▼

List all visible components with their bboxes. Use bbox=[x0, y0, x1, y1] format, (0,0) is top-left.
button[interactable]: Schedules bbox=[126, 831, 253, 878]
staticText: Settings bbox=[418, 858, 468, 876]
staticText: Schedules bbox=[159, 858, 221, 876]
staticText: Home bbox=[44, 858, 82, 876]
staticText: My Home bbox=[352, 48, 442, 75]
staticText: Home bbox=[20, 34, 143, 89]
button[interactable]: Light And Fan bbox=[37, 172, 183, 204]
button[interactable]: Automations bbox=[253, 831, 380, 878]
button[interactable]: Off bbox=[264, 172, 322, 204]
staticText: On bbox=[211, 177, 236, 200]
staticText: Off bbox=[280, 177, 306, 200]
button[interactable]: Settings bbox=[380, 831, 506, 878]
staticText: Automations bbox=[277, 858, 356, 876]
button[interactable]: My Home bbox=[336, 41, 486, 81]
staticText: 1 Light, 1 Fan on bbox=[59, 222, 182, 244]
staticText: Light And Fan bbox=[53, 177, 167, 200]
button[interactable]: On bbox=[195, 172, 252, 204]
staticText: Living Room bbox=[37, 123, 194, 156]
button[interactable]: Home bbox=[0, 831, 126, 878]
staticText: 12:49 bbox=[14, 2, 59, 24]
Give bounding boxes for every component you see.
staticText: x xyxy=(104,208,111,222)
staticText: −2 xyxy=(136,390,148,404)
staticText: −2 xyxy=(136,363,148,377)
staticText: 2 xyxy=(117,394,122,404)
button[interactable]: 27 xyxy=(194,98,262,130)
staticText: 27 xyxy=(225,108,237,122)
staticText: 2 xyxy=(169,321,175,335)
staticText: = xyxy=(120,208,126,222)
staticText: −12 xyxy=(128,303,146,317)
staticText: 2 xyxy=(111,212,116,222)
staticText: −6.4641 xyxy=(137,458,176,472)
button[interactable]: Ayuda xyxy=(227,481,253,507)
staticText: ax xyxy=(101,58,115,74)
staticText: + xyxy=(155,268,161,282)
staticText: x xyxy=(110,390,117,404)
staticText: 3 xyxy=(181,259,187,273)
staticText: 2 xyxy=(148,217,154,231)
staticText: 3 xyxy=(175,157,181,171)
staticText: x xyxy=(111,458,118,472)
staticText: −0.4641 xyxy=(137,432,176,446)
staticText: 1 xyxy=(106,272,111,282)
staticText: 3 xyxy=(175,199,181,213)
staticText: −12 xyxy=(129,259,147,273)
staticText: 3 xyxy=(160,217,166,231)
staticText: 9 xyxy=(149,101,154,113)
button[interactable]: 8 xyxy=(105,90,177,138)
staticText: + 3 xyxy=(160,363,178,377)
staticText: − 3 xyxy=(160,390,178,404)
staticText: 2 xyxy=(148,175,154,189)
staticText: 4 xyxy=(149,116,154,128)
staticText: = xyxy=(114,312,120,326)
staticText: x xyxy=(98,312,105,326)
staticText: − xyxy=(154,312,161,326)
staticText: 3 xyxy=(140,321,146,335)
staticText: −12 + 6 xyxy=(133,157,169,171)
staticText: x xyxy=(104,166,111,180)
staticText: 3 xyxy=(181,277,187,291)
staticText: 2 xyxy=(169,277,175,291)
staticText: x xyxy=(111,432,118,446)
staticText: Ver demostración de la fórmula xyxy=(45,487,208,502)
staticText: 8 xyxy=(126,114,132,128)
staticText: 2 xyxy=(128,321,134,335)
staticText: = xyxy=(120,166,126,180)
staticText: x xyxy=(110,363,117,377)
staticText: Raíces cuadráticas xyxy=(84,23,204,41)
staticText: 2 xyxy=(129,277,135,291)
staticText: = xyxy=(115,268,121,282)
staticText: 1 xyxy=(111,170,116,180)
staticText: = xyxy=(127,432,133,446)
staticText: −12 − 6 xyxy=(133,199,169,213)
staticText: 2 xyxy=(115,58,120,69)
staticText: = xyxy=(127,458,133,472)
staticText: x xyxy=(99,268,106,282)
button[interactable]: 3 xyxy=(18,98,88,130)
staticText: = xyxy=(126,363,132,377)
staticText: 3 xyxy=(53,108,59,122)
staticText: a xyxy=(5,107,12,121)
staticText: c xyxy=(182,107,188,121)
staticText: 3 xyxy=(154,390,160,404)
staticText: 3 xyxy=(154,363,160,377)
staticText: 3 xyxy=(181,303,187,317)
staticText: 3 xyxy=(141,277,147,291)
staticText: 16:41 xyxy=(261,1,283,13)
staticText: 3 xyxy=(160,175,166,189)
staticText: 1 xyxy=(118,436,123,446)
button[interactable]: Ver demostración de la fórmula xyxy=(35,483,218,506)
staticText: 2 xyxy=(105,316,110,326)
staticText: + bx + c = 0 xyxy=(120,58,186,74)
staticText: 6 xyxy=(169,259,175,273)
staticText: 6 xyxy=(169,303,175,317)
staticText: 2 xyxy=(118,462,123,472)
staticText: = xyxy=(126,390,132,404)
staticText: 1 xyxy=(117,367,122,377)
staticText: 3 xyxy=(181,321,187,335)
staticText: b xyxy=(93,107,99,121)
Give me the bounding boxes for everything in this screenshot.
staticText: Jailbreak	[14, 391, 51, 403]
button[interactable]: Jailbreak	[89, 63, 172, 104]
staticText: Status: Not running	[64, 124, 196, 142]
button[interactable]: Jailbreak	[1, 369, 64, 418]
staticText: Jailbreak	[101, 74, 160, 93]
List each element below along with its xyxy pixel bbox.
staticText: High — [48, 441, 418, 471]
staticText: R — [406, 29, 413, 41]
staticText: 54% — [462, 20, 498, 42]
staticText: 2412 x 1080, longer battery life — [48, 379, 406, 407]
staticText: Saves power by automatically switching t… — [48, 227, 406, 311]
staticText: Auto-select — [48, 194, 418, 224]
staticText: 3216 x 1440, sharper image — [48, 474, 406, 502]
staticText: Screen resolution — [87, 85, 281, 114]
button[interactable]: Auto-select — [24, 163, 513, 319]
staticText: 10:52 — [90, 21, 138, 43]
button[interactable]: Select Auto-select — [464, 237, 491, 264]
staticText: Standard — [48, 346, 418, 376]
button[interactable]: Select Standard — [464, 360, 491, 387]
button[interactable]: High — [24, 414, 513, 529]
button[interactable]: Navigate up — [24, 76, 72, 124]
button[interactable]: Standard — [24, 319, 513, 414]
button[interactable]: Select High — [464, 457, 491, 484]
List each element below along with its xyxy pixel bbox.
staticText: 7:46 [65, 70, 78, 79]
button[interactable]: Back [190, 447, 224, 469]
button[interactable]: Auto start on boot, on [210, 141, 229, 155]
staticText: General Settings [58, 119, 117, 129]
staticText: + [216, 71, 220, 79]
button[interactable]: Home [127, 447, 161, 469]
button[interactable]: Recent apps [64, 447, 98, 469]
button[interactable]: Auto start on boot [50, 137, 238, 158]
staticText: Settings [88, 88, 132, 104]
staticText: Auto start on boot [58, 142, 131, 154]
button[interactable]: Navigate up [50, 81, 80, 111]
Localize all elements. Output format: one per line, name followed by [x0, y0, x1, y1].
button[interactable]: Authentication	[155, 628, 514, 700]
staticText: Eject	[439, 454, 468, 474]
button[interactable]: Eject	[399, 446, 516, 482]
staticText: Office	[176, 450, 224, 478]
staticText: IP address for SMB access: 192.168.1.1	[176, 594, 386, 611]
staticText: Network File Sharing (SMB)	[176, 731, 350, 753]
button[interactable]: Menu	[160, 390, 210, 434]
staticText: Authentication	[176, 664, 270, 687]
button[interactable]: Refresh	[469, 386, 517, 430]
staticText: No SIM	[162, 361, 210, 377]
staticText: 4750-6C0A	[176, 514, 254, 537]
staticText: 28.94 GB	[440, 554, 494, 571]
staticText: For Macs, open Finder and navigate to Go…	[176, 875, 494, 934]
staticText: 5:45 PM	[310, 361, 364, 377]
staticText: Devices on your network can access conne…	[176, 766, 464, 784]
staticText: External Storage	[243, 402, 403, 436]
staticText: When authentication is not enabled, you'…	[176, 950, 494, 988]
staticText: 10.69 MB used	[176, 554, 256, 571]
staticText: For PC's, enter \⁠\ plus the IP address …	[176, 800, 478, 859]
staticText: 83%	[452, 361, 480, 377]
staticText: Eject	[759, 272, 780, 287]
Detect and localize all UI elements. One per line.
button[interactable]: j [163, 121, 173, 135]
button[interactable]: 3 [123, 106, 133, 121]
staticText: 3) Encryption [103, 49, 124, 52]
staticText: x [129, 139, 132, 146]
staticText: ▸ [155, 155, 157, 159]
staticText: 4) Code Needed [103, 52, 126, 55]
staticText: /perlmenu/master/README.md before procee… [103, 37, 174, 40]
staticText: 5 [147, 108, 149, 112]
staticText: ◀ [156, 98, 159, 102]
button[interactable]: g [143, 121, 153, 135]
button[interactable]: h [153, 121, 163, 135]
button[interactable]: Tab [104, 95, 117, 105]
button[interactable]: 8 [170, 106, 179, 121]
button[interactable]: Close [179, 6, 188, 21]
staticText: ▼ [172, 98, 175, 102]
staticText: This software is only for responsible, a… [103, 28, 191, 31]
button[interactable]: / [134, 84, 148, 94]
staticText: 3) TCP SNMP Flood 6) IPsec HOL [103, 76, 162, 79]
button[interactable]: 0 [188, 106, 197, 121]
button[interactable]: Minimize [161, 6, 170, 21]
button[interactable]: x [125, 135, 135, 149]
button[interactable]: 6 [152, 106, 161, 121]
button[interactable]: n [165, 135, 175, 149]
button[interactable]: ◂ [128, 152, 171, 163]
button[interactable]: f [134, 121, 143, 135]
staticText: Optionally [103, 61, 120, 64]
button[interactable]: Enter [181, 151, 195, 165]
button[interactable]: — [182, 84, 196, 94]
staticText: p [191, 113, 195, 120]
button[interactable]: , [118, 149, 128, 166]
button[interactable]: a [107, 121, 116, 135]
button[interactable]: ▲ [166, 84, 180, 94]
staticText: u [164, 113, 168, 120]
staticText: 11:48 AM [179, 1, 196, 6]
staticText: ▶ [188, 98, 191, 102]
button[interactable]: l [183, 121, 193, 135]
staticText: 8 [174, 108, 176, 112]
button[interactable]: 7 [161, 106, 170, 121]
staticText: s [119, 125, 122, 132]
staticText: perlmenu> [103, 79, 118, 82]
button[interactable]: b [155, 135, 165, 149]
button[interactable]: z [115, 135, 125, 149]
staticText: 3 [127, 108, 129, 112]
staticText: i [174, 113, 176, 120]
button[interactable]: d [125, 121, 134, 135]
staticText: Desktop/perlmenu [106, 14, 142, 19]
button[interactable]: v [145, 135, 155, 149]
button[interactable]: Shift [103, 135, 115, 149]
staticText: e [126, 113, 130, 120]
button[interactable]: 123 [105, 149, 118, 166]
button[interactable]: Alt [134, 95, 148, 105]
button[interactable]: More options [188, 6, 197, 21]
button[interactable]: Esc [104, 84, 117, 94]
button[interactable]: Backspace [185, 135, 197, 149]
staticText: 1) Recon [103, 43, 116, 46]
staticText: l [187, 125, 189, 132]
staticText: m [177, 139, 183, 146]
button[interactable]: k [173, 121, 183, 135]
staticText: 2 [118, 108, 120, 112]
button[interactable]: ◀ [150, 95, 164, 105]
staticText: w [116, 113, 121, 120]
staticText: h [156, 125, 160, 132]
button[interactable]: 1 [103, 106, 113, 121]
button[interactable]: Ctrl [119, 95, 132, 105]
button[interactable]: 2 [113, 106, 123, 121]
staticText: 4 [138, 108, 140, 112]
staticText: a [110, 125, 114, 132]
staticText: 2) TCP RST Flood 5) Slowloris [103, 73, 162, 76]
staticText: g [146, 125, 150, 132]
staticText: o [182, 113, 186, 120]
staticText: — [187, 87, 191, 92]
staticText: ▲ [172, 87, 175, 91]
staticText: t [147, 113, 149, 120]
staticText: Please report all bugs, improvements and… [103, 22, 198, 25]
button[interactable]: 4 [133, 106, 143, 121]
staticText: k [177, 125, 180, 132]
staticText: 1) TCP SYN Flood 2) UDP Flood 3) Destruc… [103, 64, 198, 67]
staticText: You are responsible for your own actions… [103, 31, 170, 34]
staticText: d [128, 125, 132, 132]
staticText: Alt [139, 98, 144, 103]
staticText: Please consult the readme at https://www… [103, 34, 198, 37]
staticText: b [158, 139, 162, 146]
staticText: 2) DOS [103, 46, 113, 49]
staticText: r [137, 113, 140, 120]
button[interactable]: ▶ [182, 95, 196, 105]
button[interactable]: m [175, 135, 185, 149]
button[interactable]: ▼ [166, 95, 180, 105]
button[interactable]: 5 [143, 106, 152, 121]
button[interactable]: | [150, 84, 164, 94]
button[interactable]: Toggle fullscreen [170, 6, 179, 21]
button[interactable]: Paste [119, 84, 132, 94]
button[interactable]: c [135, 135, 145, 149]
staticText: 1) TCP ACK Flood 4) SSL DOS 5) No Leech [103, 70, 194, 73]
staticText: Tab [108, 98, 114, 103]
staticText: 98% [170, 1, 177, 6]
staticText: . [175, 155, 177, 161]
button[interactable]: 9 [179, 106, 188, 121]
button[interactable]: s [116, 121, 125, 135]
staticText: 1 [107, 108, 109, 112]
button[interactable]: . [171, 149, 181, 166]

▲

| SET PROBLEM |
Please recast the rows as a JSON list of strings, starting at the first row and ending at the row that contains "staticText: 2 xyxy=(117,394,122,404)", with both included. Give one string per line and leave out any blank lines.

| ANSWER |
[
  "List all visible components with their bboxes. Use bbox=[x0, y0, x1, y1] format, (0,0) is top-left.",
  "button[interactable]: Schedules bbox=[126, 831, 253, 878]",
  "staticText: Settings bbox=[418, 858, 468, 876]",
  "staticText: Schedules bbox=[159, 858, 221, 876]",
  "staticText: Home bbox=[44, 858, 82, 876]",
  "staticText: My Home bbox=[352, 48, 442, 75]",
  "staticText: Home bbox=[20, 34, 143, 89]",
  "button[interactable]: Light And Fan bbox=[37, 172, 183, 204]",
  "button[interactable]: Automations bbox=[253, 831, 380, 878]",
  "button[interactable]: Off bbox=[264, 172, 322, 204]",
  "staticText: On bbox=[211, 177, 236, 200]",
  "staticText: Off bbox=[280, 177, 306, 200]",
  "button[interactable]: Settings bbox=[380, 831, 506, 878]",
  "staticText: Automations bbox=[277, 858, 356, 876]",
  "button[interactable]: My Home bbox=[336, 41, 486, 81]",
  "staticText: 1 Light, 1 Fan on bbox=[59, 222, 182, 244]",
  "staticText: Light And Fan bbox=[53, 177, 167, 200]",
  "button[interactable]: On bbox=[195, 172, 252, 204]",
  "staticText: Living Room bbox=[37, 123, 194, 156]",
  "button[interactable]: Home bbox=[0, 831, 126, 878]",
  "staticText: 12:49 bbox=[14, 2, 59, 24]",
  "Give bounding boxes for every component you see.",
  "staticText: x xyxy=(104,208,111,222)",
  "staticText: −2 xyxy=(136,390,148,404)",
  "staticText: −2 xyxy=(136,363,148,377)",
  "staticText: 2 xyxy=(117,394,122,404)"
]